[Document extract]
16 July 2021 6:23 AM GMT
The People's Union for Civil Liberties has moved the Supreme Court challenging the offence of Sedition, punishable under Section 124-A IPC. This is the fourth petition on this subject. The Petitioner in this case argues that the impugned provision is anachronistic, and has lost all relevance in a free democracy like India. In this context it is submitted that Sedition is a...
The People's Union for Civil Liberties has moved the Supreme Court challenging the offence of Sedition, punishable under Section 124-A IPC. This is the fourth petition on this subject.
The Petitioner in this case argues that the impugned provision is anachronistic, and has lost all relevance in a free democracy like India. In this context it is submitted that Sedition is a "political crime", originally enacted to prevent political uprisings against the Crown and to control the British colonies. It is argued that a law of such "repressive" character, has no place in independent India.
"The law of sedition was introduced in 1870 into the IPC, as derived from the British Sedition Act of 1661, as a colonial tool to criminalise dissent against the British imperialist regime, and in particular to supress the Indian independence struggle. Thus, since its conception, sedition has possessed a distinctly political nature and has been used to stifle political opposition and criticism of the British Monarchy," the plea filed through Advocate Aparna Bhat states at the outset.
It points out that the validity of Section 124A was tested in the case of Kedar Nath v. State of Bihar in 1962, whereby a "grave error" was committed by upholding the provision. In fact, the judgment fails to analyze the provision on following counts:
The plea stated that terms like 'disaffection' 'disloyalty' 'disapprobation' etc. used to define Sedition are vague and therefore make the provision void. In fact, the Petitioner contends, the Kedar Nath judgment admits that if literal meaning to the words of Section 124A are given de hors what was said in the Judicial Committee, the Section will be beyond the limits of Art.19(2).

Stored data entries:
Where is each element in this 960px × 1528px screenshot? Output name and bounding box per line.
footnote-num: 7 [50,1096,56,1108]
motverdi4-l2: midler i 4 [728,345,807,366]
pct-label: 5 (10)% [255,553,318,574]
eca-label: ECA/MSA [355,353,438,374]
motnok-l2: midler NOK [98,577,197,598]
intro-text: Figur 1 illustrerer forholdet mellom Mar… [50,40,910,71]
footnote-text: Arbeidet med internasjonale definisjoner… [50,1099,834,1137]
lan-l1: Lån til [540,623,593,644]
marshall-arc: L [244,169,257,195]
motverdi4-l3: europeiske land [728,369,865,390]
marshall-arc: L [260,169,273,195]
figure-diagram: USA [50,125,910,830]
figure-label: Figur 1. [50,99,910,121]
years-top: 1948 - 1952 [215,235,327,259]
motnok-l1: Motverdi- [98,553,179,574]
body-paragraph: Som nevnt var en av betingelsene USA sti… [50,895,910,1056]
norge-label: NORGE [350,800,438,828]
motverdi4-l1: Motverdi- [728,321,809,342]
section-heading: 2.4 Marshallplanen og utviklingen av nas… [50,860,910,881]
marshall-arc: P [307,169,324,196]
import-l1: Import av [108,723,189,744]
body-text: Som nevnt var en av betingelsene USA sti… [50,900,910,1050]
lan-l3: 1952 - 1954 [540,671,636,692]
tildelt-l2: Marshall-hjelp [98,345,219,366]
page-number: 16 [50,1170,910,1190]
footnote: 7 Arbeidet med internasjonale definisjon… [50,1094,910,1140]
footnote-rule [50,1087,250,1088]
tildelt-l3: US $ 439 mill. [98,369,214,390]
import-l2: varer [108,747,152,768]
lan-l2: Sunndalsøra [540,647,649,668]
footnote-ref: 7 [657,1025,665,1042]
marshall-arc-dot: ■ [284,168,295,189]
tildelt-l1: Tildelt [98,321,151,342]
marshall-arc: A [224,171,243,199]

[Tasks to perform]
1. For the sedition article, state whether each statement agrees with the text. Answer yes or no, and quote the deciding words. (a) The People's Union for Civil Liberties petition is the fourth petition on this subject. (b) The law of sedition was introduced into the IPC in 1661. (c) In Kedar Nath v. State of Bihar, Section 124A was struck down.
2. Please reproduce the sedition article word for word between "16 July 2021" and "Sedition is a...", inclusive.

[Set of answers]
1.
(a) Yes: "This is the fourth petition on this subject."
(b) No: "The law of sedition was introduced in 1870 into the IPC, as derived from the British Sedition Act of 1661"
(c) No: "whereby a "grave error" was committed by upholding the provision."

2.
16 July 2021 6:23 AM GMT
The People's Union for Civil Liberties has moved the Supreme Court challenging the offence of Sedition, punishable under Section 124-A IPC. This is the fourth petition on this subject. The Petitioner in this case argues that the impugned provision is anachronistic, and has lost all relevance in a free democracy like India. In this context it is submitted that Sedition is a...